Description of the task
Each entry that follows is to be retyped exactly. Pictures do not belong in the copy.

Entries provided
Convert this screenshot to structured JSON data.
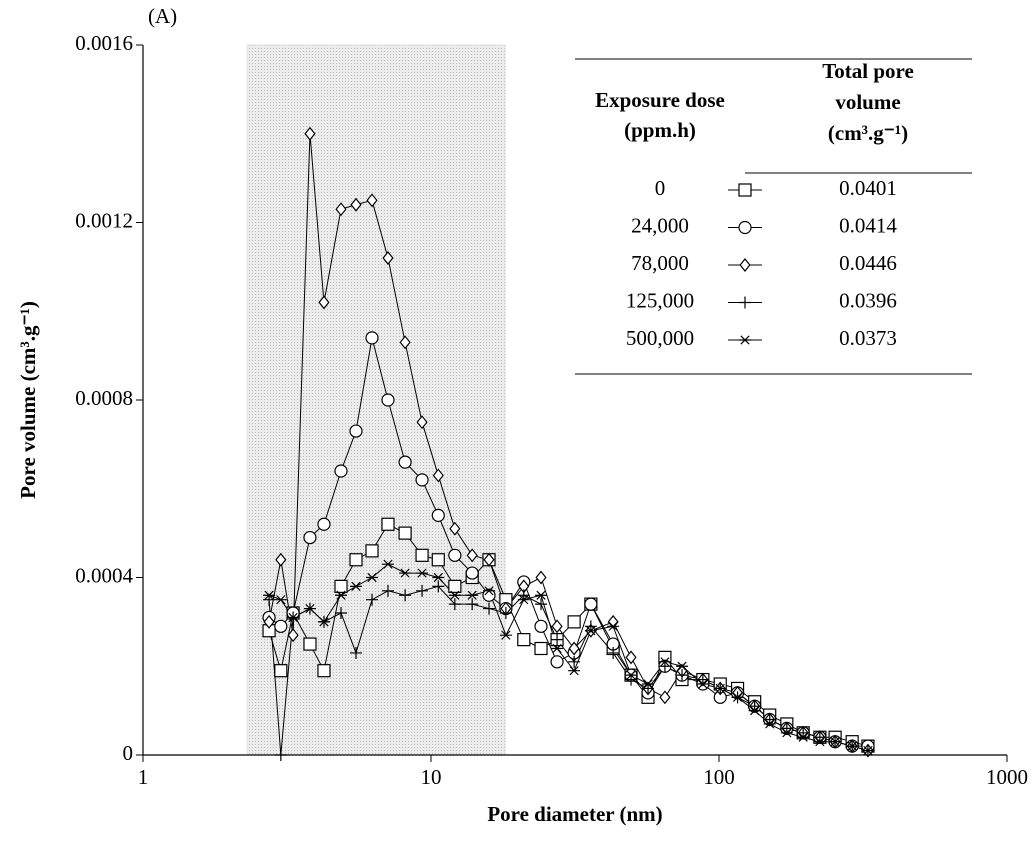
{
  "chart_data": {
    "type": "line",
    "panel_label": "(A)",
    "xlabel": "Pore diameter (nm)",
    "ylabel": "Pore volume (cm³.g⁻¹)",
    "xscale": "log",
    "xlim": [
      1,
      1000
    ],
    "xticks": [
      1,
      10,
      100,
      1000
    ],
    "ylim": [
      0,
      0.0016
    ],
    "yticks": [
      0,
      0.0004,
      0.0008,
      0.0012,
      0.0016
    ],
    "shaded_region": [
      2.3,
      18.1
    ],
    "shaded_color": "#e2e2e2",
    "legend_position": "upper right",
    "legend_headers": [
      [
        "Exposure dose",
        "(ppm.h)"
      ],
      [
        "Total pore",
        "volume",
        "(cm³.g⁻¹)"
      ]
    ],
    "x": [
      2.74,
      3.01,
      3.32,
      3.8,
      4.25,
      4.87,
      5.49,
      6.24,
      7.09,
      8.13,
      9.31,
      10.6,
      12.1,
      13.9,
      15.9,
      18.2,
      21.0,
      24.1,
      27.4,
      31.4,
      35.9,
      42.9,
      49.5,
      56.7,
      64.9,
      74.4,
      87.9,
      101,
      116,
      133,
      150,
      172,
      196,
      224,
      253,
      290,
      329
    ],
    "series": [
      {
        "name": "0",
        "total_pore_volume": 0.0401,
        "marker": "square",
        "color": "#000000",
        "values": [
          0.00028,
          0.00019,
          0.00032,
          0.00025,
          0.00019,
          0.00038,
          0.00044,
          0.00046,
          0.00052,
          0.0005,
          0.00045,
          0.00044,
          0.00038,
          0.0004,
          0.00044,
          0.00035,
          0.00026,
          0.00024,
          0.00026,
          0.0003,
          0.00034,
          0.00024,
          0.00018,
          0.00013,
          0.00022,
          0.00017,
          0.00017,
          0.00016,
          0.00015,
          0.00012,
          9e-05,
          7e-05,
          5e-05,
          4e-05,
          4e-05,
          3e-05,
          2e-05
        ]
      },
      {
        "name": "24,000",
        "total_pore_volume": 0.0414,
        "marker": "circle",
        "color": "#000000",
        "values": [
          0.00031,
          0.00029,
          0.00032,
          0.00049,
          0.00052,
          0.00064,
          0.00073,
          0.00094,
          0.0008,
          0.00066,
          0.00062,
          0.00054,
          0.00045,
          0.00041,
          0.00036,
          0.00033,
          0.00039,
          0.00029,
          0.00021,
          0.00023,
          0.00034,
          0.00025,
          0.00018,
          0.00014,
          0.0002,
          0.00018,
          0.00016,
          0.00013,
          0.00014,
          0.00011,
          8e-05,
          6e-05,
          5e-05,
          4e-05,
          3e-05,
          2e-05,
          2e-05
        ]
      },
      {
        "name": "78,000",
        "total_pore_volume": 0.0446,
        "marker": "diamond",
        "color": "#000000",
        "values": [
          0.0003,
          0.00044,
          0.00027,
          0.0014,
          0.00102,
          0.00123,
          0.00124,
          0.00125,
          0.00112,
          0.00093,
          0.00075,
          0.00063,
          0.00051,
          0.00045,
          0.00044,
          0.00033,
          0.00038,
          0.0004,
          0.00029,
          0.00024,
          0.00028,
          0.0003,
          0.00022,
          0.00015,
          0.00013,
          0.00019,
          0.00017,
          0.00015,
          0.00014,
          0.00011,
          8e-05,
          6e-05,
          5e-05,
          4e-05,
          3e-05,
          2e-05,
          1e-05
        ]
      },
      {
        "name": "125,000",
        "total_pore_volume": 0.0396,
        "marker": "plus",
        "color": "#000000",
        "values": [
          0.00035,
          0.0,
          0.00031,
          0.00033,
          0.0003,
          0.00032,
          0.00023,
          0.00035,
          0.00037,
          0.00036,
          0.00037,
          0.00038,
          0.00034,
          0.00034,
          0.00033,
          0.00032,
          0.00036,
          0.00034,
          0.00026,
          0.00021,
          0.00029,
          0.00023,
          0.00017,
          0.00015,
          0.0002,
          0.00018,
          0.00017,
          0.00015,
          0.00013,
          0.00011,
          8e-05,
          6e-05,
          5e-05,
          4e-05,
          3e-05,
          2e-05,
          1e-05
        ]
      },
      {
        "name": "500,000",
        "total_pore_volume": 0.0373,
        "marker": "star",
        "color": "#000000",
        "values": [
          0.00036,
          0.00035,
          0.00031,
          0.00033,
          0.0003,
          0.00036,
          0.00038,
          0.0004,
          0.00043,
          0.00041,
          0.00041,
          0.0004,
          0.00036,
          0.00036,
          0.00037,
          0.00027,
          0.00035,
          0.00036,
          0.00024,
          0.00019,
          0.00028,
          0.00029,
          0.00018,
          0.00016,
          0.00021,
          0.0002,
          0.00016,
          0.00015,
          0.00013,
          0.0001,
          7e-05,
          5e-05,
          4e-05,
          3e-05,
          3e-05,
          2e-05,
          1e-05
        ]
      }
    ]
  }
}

Answer to the problem
Convert this screenshot to structured JSON data.
{
  "chart_data": {
    "type": "line",
    "panel_label": "(A)",
    "xlabel": "Pore diameter (nm)",
    "ylabel": "Pore volume (cm³.g⁻¹)",
    "xscale": "log",
    "xlim": [
      1,
      1000
    ],
    "xticks": [
      1,
      10,
      100,
      1000
    ],
    "ylim": [
      0,
      0.0016
    ],
    "yticks": [
      0,
      0.0004,
      0.0008,
      0.0012,
      0.0016
    ],
    "shaded_region": [
      2.3,
      18.1
    ],
    "shaded_color": "#e2e2e2",
    "legend_position": "upper right",
    "legend_headers": [
      [
        "Exposure dose",
        "(ppm.h)"
      ],
      [
        "Total pore",
        "volume",
        "(cm³.g⁻¹)"
      ]
    ],
    "x": [
      2.74,
      3.01,
      3.32,
      3.8,
      4.25,
      4.87,
      5.49,
      6.24,
      7.09,
      8.13,
      9.31,
      10.6,
      12.1,
      13.9,
      15.9,
      18.2,
      21.0,
      24.1,
      27.4,
      31.4,
      35.9,
      42.9,
      49.5,
      56.7,
      64.9,
      74.4,
      87.9,
      101,
      116,
      133,
      150,
      172,
      196,
      224,
      253,
      290,
      329
    ],
    "series": [
      {
        "name": "0",
        "total_pore_volume": 0.0401,
        "marker": "square",
        "color": "#000000",
        "values": [
          0.00028,
          0.00019,
          0.00032,
          0.00025,
          0.00019,
          0.00038,
          0.00044,
          0.00046,
          0.00052,
          0.0005,
          0.00045,
          0.00044,
          0.00038,
          0.0004,
          0.00044,
          0.00035,
          0.00026,
          0.00024,
          0.00026,
          0.0003,
          0.00034,
          0.00024,
          0.00018,
          0.00013,
          0.00022,
          0.00017,
          0.00017,
          0.00016,
          0.00015,
          0.00012,
          9e-05,
          7e-05,
          5e-05,
          4e-05,
          4e-05,
          3e-05,
          2e-05
        ]
      },
      {
        "name": "24,000",
        "total_pore_volume": 0.0414,
        "marker": "circle",
        "color": "#000000",
        "values": [
          0.00031,
          0.00029,
          0.00032,
          0.00049,
          0.00052,
          0.00064,
          0.00073,
          0.00094,
          0.0008,
          0.00066,
          0.00062,
          0.00054,
          0.00045,
          0.00041,
          0.00036,
          0.00033,
          0.00039,
          0.00029,
          0.00021,
          0.00023,
          0.00034,
          0.00025,
          0.00018,
          0.00014,
          0.0002,
          0.00018,
          0.00016,
          0.00013,
          0.00014,
          0.00011,
          8e-05,
          6e-05,
          5e-05,
          4e-05,
          3e-05,
          2e-05,
          2e-05
        ]
      },
      {
        "name": "78,000",
        "total_pore_volume": 0.0446,
        "marker": "diamond",
        "color": "#000000",
        "values": [
          0.0003,
          0.00044,
          0.00027,
          0.0014,
          0.00102,
          0.00123,
          0.00124,
          0.00125,
          0.00112,
          0.00093,
          0.00075,
          0.00063,
          0.00051,
          0.00045,
          0.00044,
          0.00033,
          0.00038,
          0.0004,
          0.00029,
          0.00024,
          0.00028,
          0.0003,
          0.00022,
          0.00015,
          0.00013,
          0.00019,
          0.00017,
          0.00015,
          0.00014,
          0.00011,
          8e-05,
          6e-05,
          5e-05,
          4e-05,
          3e-05,
          2e-05,
          1e-05
        ]
      },
      {
        "name": "125,000",
        "total_pore_volume": 0.0396,
        "marker": "plus",
        "color": "#000000",
        "values": [
          0.00035,
          0.0,
          0.00031,
          0.00033,
          0.0003,
          0.00032,
          0.00023,
          0.00035,
          0.00037,
          0.00036,
          0.00037,
          0.00038,
          0.00034,
          0.00034,
          0.00033,
          0.00032,
          0.00036,
          0.00034,
          0.00026,
          0.00021,
          0.00029,
          0.00023,
          0.00017,
          0.00015,
          0.0002,
          0.00018,
          0.00017,
          0.00015,
          0.00013,
          0.00011,
          8e-05,
          6e-05,
          5e-05,
          4e-05,
          3e-05,
          2e-05,
          1e-05
        ]
      },
      {
        "name": "500,000",
        "total_pore_volume": 0.0373,
        "marker": "star",
        "color": "#000000",
        "values": [
          0.00036,
          0.00035,
          0.00031,
          0.00033,
          0.0003,
          0.00036,
          0.00038,
          0.0004,
          0.00043,
          0.00041,
          0.00041,
          0.0004,
          0.00036,
          0.00036,
          0.00037,
          0.00027,
          0.00035,
          0.00036,
          0.00024,
          0.00019,
          0.00028,
          0.00029,
          0.00018,
          0.00016,
          0.00021,
          0.0002,
          0.00016,
          0.00015,
          0.00013,
          0.0001,
          7e-05,
          5e-05,
          4e-05,
          3e-05,
          3e-05,
          2e-05,
          1e-05
        ]
      }
    ]
  }
}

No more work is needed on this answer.